# WRITTEN PROBLEM
Omit images. Retype all entries verbatim.
....................
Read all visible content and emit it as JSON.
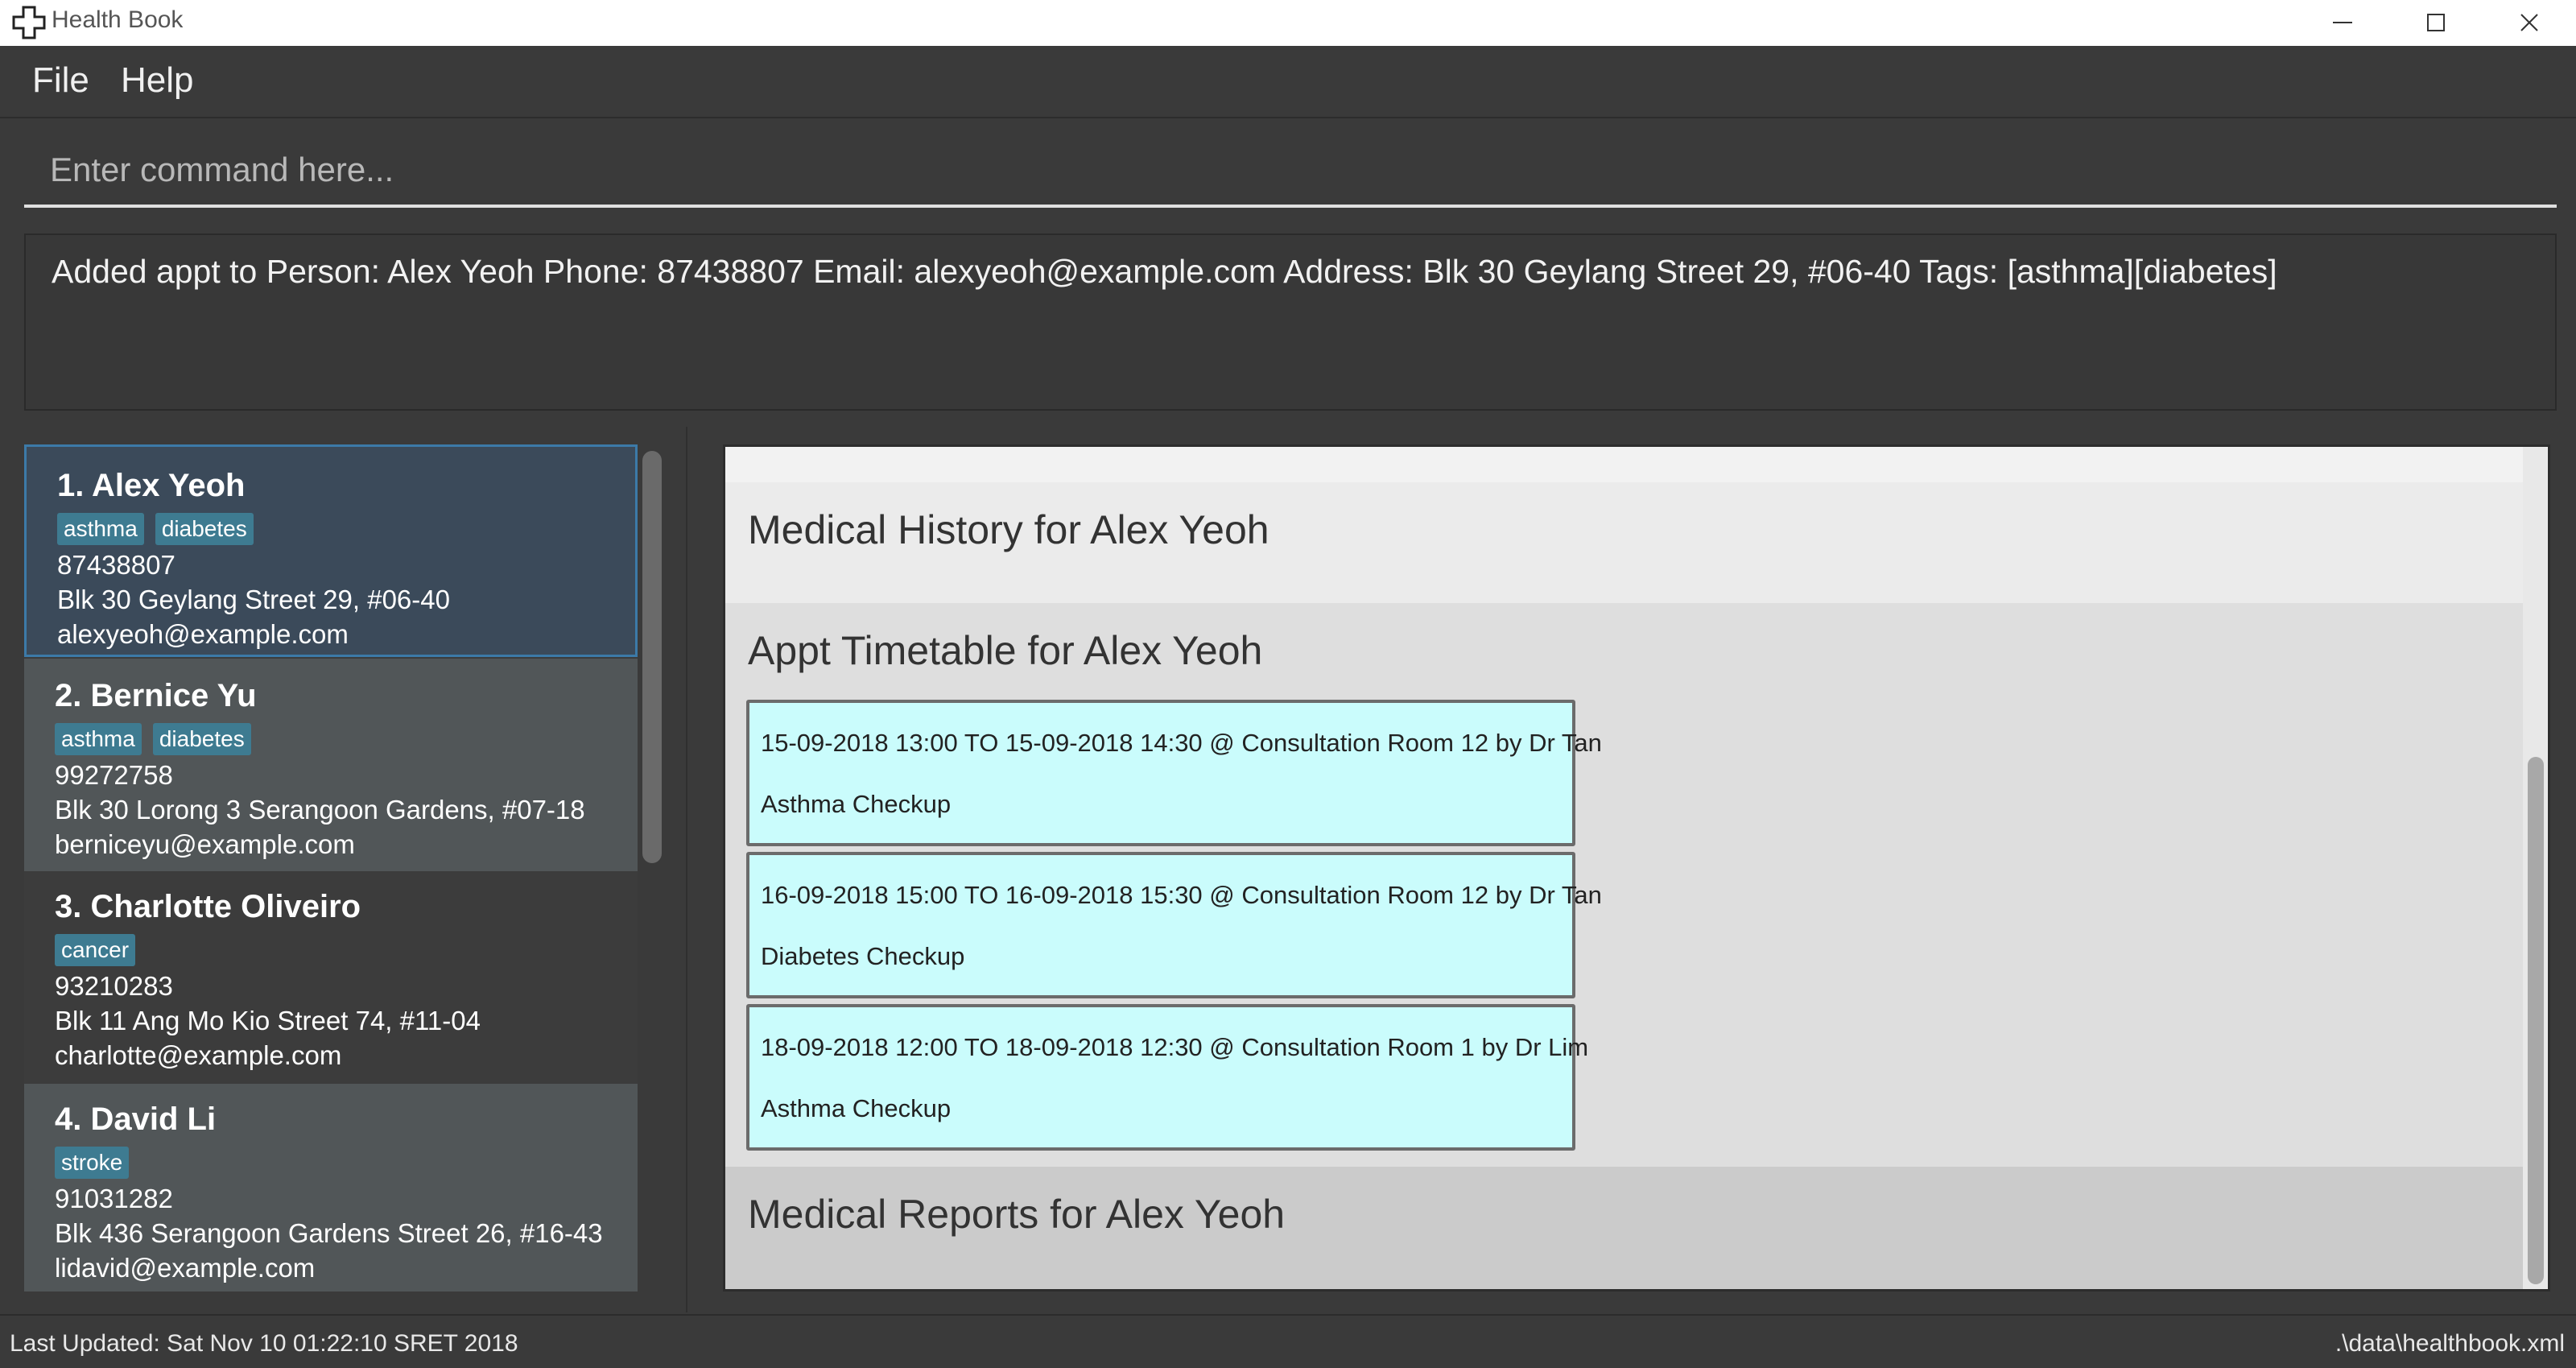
{
  "window": {
    "title": "Health Book",
    "icon": "health-cross-icon",
    "controls": [
      "minimize-icon",
      "maximize-icon",
      "close-icon"
    ]
  },
  "menu": {
    "file_label": "File",
    "help_label": "Help"
  },
  "command": {
    "placeholder": "Enter command here..."
  },
  "result": {
    "message": "Added appt to Person: Alex Yeoh Phone: 87438807 Email: alexyeoh@example.com Address: Blk 30 Geylang Street 29, #06-40 Tags: [asthma][diabetes]"
  },
  "persons": [
    {
      "index_name": "1.  Alex Yeoh",
      "tags": [
        "asthma",
        "diabetes"
      ],
      "phone": "87438807",
      "address": "Blk 30 Geylang Street 29, #06-40",
      "email": "alexyeoh@example.com",
      "selected": true
    },
    {
      "index_name": "2.  Bernice Yu",
      "tags": [
        "asthma",
        "diabetes"
      ],
      "phone": "99272758",
      "address": "Blk 30 Lorong 3 Serangoon Gardens, #07-18",
      "email": "berniceyu@example.com"
    },
    {
      "index_name": "3.  Charlotte Oliveiro",
      "tags": [
        "cancer"
      ],
      "phone": "93210283",
      "address": "Blk 11 Ang Mo Kio Street 74, #11-04",
      "email": "charlotte@example.com"
    },
    {
      "index_name": "4.  David Li",
      "tags": [
        "stroke"
      ],
      "phone": "91031282",
      "address": "Blk 436 Serangoon Gardens Street 26, #16-43",
      "email": "lidavid@example.com"
    }
  ],
  "details": {
    "medical_history_title": "Medical History for Alex Yeoh",
    "appt_timetable_title": "Appt Timetable for Alex Yeoh",
    "appointments": [
      {
        "when": "15-09-2018 13:00 TO 15-09-2018 14:30 @ Consultation Room 12 by Dr Tan",
        "desc": "Asthma Checkup"
      },
      {
        "when": "16-09-2018 15:00 TO 16-09-2018 15:30 @ Consultation Room 12 by Dr Tan",
        "desc": "Diabetes Checkup"
      },
      {
        "when": "18-09-2018 12:00 TO 18-09-2018 12:30 @ Consultation Room 1 by Dr Lim",
        "desc": "Asthma Checkup"
      }
    ],
    "medical_reports_title": "Medical Reports for Alex Yeoh"
  },
  "status": {
    "last_updated": "Last Updated: Sat Nov 10 01:22:10 SRET 2018",
    "file_path": ".\\data\\healthbook.xml"
  },
  "colors": {
    "background": "#3a3a3a",
    "selected_card": "#3b4a5a",
    "tag": "#3e7b91",
    "appointment": "#cafcfc"
  }
}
....................
# EXERCISE ANSWER
Read all visible content and emit it as JSON.
{
  "window": {
    "title": "Health Book",
    "icon": "health-cross-icon",
    "controls": [
      "minimize-icon",
      "maximize-icon",
      "close-icon"
    ]
  },
  "menu": {
    "file_label": "File",
    "help_label": "Help"
  },
  "command": {
    "placeholder": "Enter command here..."
  },
  "result": {
    "message": "Added appt to Person: Alex Yeoh Phone: 87438807 Email: alexyeoh@example.com Address: Blk 30 Geylang Street 29, #06-40 Tags: [asthma][diabetes]"
  },
  "persons": [
    {
      "index_name": "1.  Alex Yeoh",
      "tags": [
        "asthma",
        "diabetes"
      ],
      "phone": "87438807",
      "address": "Blk 30 Geylang Street 29, #06-40",
      "email": "alexyeoh@example.com",
      "selected": true
    },
    {
      "index_name": "2.  Bernice Yu",
      "tags": [
        "asthma",
        "diabetes"
      ],
      "phone": "99272758",
      "address": "Blk 30 Lorong 3 Serangoon Gardens, #07-18",
      "email": "berniceyu@example.com"
    },
    {
      "index_name": "3.  Charlotte Oliveiro",
      "tags": [
        "cancer"
      ],
      "phone": "93210283",
      "address": "Blk 11 Ang Mo Kio Street 74, #11-04",
      "email": "charlotte@example.com"
    },
    {
      "index_name": "4.  David Li",
      "tags": [
        "stroke"
      ],
      "phone": "91031282",
      "address": "Blk 436 Serangoon Gardens Street 26, #16-43",
      "email": "lidavid@example.com"
    }
  ],
  "details": {
    "medical_history_title": "Medical History for Alex Yeoh",
    "appt_timetable_title": "Appt Timetable for Alex Yeoh",
    "appointments": [
      {
        "when": "15-09-2018 13:00 TO 15-09-2018 14:30 @ Consultation Room 12 by Dr Tan",
        "desc": "Asthma Checkup"
      },
      {
        "when": "16-09-2018 15:00 TO 16-09-2018 15:30 @ Consultation Room 12 by Dr Tan",
        "desc": "Diabetes Checkup"
      },
      {
        "when": "18-09-2018 12:00 TO 18-09-2018 12:30 @ Consultation Room 1 by Dr Lim",
        "desc": "Asthma Checkup"
      }
    ],
    "medical_reports_title": "Medical Reports for Alex Yeoh"
  },
  "status": {
    "last_updated": "Last Updated: Sat Nov 10 01:22:10 SRET 2018",
    "file_path": ".\\data\\healthbook.xml"
  },
  "colors": {
    "background": "#3a3a3a",
    "selected_card": "#3b4a5a",
    "tag": "#3e7b91",
    "appointment": "#cafcfc"
  }
}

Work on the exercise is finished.